Exercise aim: Without the pictures, copy all the entries below exactly.

=======

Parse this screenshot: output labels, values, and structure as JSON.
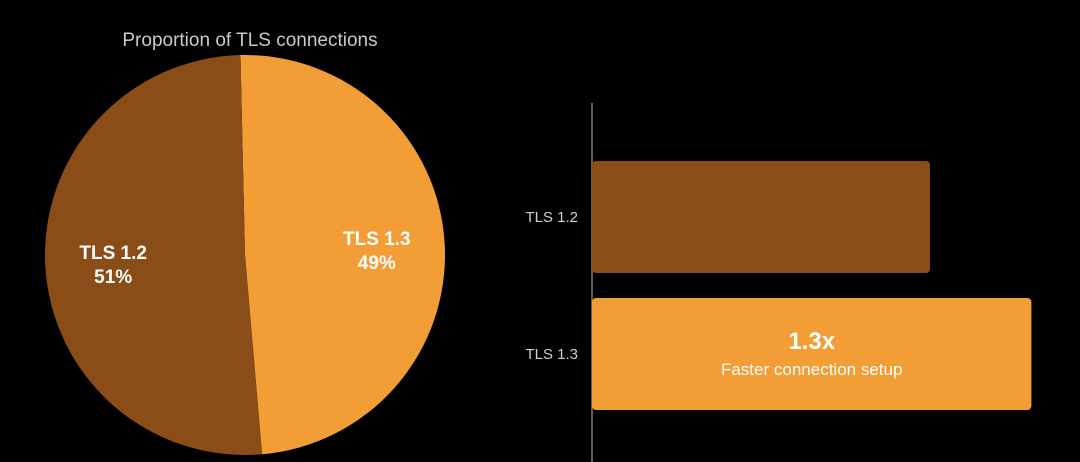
{
  "chart_data": [
    {
      "type": "pie",
      "title": "Proportion of TLS connections",
      "slices": [
        {
          "name": "TLS 1.3",
          "value": 49,
          "label": "49%",
          "color": "#f29d36"
        },
        {
          "name": "TLS 1.2",
          "value": 51,
          "label": "51%",
          "color": "#8b4d18"
        }
      ]
    },
    {
      "type": "bar",
      "orientation": "horizontal",
      "categories": [
        "TLS 1.2",
        "TLS 1.3"
      ],
      "values": [
        1.0,
        1.3
      ],
      "colors": [
        "#8b4d18",
        "#f29d36"
      ],
      "annotation": {
        "value": "1.3x",
        "caption": "Faster connection setup"
      }
    }
  ]
}
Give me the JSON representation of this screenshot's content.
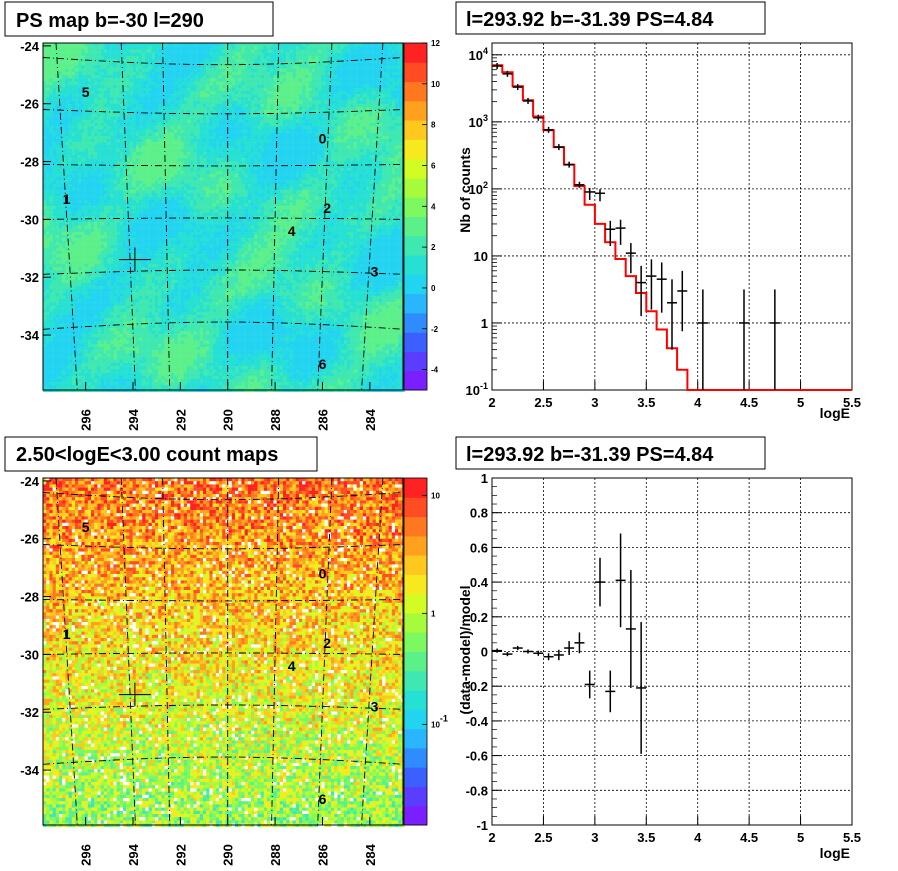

=======

Task solution:
Parse this screenshot: output labels, values, and structure as JSON.
{
  "chart_data": [
    {
      "type": "pie",
      "title": "Proportion of TLS connections",
      "slices": [
        {
          "name": "TLS 1.3",
          "value": 49,
          "label": "49%",
          "color": "#f29d36"
        },
        {
          "name": "TLS 1.2",
          "value": 51,
          "label": "51%",
          "color": "#8b4d18"
        }
      ]
    },
    {
      "type": "bar",
      "orientation": "horizontal",
      "categories": [
        "TLS 1.2",
        "TLS 1.3"
      ],
      "values": [
        1.0,
        1.3
      ],
      "colors": [
        "#8b4d18",
        "#f29d36"
      ],
      "annotation": {
        "value": "1.3x",
        "caption": "Faster connection setup"
      }
    }
  ]
}
Give me the JSON representation of this screenshot's content.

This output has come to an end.